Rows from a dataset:
■ ■ ■ ■

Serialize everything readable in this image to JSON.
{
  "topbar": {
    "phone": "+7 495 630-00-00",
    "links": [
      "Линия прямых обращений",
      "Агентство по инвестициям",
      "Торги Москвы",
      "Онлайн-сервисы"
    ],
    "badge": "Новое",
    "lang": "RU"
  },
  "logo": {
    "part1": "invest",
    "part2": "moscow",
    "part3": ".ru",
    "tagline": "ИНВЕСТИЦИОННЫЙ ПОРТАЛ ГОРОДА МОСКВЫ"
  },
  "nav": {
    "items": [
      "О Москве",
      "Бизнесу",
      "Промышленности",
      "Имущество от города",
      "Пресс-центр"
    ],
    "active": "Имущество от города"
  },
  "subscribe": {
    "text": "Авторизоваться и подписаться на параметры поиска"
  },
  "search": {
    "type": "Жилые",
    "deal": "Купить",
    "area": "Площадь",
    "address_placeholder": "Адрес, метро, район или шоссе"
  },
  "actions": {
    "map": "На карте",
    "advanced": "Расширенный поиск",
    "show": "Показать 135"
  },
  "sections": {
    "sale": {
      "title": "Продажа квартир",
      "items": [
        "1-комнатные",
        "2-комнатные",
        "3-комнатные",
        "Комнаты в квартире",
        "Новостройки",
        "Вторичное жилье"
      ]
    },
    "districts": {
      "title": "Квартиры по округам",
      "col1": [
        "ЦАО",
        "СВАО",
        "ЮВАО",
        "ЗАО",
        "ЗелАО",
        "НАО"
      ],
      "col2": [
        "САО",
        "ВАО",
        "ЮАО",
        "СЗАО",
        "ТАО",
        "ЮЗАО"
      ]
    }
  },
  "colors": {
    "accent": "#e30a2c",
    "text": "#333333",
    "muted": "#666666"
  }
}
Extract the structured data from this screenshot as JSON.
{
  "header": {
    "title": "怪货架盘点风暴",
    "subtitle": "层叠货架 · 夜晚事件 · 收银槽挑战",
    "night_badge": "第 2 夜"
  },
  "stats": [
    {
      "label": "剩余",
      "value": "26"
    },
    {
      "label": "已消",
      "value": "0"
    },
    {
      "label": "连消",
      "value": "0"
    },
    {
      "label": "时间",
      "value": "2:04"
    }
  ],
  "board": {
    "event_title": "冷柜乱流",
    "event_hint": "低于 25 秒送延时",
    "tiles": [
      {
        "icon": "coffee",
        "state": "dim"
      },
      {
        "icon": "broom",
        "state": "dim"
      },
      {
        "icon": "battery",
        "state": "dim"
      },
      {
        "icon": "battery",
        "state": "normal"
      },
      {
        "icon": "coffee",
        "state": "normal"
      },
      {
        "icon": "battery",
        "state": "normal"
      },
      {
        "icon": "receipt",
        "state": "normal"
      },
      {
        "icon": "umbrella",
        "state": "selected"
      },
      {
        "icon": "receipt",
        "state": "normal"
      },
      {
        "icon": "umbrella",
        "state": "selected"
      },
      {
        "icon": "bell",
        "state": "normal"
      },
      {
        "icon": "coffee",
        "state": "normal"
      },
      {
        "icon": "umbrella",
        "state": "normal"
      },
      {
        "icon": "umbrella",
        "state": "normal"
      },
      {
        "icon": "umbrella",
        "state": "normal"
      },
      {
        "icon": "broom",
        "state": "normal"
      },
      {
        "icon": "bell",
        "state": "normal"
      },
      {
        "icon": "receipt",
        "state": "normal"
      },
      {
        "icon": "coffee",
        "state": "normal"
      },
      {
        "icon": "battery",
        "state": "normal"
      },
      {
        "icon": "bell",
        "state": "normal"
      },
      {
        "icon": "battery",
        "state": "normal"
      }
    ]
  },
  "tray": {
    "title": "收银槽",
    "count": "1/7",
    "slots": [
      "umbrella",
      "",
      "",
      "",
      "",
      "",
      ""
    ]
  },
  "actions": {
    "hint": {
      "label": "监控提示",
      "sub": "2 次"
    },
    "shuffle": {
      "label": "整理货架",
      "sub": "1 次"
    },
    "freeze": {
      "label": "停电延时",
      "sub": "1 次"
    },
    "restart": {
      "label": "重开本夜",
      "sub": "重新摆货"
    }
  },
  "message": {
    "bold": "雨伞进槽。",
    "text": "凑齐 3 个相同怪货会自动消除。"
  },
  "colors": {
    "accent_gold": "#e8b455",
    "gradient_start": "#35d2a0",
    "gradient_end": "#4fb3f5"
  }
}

■ ■ ■ ■

- _EXERCISE OBJECTIVE_: Your task is to transcribe the material exactly.

- _COMPLETE OUTPUT_:
Serialize everything readable in this image to JSON.
{
  "topbar": {
    "phone": "+7 495 630-00-00",
    "links": [
      "Линия прямых обращений",
      "Агентство по инвестициям",
      "Торги Москвы",
      "Онлайн-сервисы"
    ],
    "badge": "Новое",
    "lang": "RU"
  },
  "logo": {
    "part1": "invest",
    "part2": "moscow",
    "part3": ".ru",
    "tagline": "ИНВЕСТИЦИОННЫЙ ПОРТАЛ ГОРОДА МОСКВЫ"
  },
  "nav": {
    "items": [
      "О Москве",
      "Бизнесу",
      "Промышленности",
      "Имущество от города",
      "Пресс-центр"
    ],
    "active": "Имущество от города"
  },
  "subscribe": {
    "text": "Авторизоваться и подписаться на параметры поиска"
  },
  "search": {
    "type": "Жилые",
    "deal": "Купить",
    "area": "Площадь",
    "address_placeholder": "Адрес, метро, район или шоссе"
  },
  "actions": {
    "map": "На карте",
    "advanced": "Расширенный поиск",
    "show": "Показать 135"
  },
  "sections": {
    "sale": {
      "title": "Продажа квартир",
      "items": [
        "1-комнатные",
        "2-комнатные",
        "3-комнатные",
        "Комнаты в квартире",
        "Новостройки",
        "Вторичное жилье"
      ]
    },
    "districts": {
      "title": "Квартиры по округам",
      "col1": [
        "ЦАО",
        "СВАО",
        "ЮВАО",
        "ЗАО",
        "ЗелАО",
        "НАО"
      ],
      "col2": [
        "САО",
        "ВАО",
        "ЮАО",
        "СЗАО",
        "ТАО",
        "ЮЗАО"
      ]
    }
  },
  "colors": {
    "accent": "#e30a2c",
    "text": "#333333",
    "muted": "#666666"
  }
}
Extract the structured data from this screenshot as JSON.
{
  "header": {
    "title": "怪货架盘点风暴",
    "subtitle": "层叠货架 · 夜晚事件 · 收银槽挑战",
    "night_badge": "第 2 夜"
  },
  "stats": [
    {
      "label": "剩余",
      "value": "26"
    },
    {
      "label": "已消",
      "value": "0"
    },
    {
      "label": "连消",
      "value": "0"
    },
    {
      "label": "时间",
      "value": "2:04"
    }
  ],
  "board": {
    "event_title": "冷柜乱流",
    "event_hint": "低于 25 秒送延时",
    "tiles": [
      {
        "icon": "coffee",
        "state": "dim"
      },
      {
        "icon": "broom",
        "state": "dim"
      },
      {
        "icon": "battery",
        "state": "dim"
      },
      {
        "icon": "battery",
        "state": "normal"
      },
      {
        "icon": "coffee",
        "state": "normal"
      },
      {
        "icon": "battery",
        "state": "normal"
      },
      {
        "icon": "receipt",
        "state": "normal"
      },
      {
        "icon": "umbrella",
        "state": "selected"
      },
      {
        "icon": "receipt",
        "state": "normal"
      },
      {
        "icon": "umbrella",
        "state": "selected"
      },
      {
        "icon": "bell",
        "state": "normal"
      },
      {
        "icon": "coffee",
        "state": "normal"
      },
      {
        "icon": "umbrella",
        "state": "normal"
      },
      {
        "icon": "umbrella",
        "state": "normal"
      },
      {
        "icon": "umbrella",
        "state": "normal"
      },
      {
        "icon": "broom",
        "state": "normal"
      },
      {
        "icon": "bell",
        "state": "normal"
      },
      {
        "icon": "receipt",
        "state": "normal"
      },
      {
        "icon": "coffee",
        "state": "normal"
      },
      {
        "icon": "battery",
        "state": "normal"
      },
      {
        "icon": "bell",
        "state": "normal"
      },
      {
        "icon": "battery",
        "state": "normal"
      }
    ]
  },
  "tray": {
    "title": "收银槽",
    "count": "1/7",
    "slots": [
      "umbrella",
      "",
      "",
      "",
      "",
      "",
      ""
    ]
  },
  "actions": {
    "hint": {
      "label": "监控提示",
      "sub": "2 次"
    },
    "shuffle": {
      "label": "整理货架",
      "sub": "1 次"
    },
    "freeze": {
      "label": "停电延时",
      "sub": "1 次"
    },
    "restart": {
      "label": "重开本夜",
      "sub": "重新摆货"
    }
  },
  "message": {
    "bold": "雨伞进槽。",
    "text": "凑齐 3 个相同怪货会自动消除。"
  },
  "colors": {
    "accent_gold": "#e8b455",
    "gradient_start": "#35d2a0",
    "gradient_end": "#4fb3f5"
  }
}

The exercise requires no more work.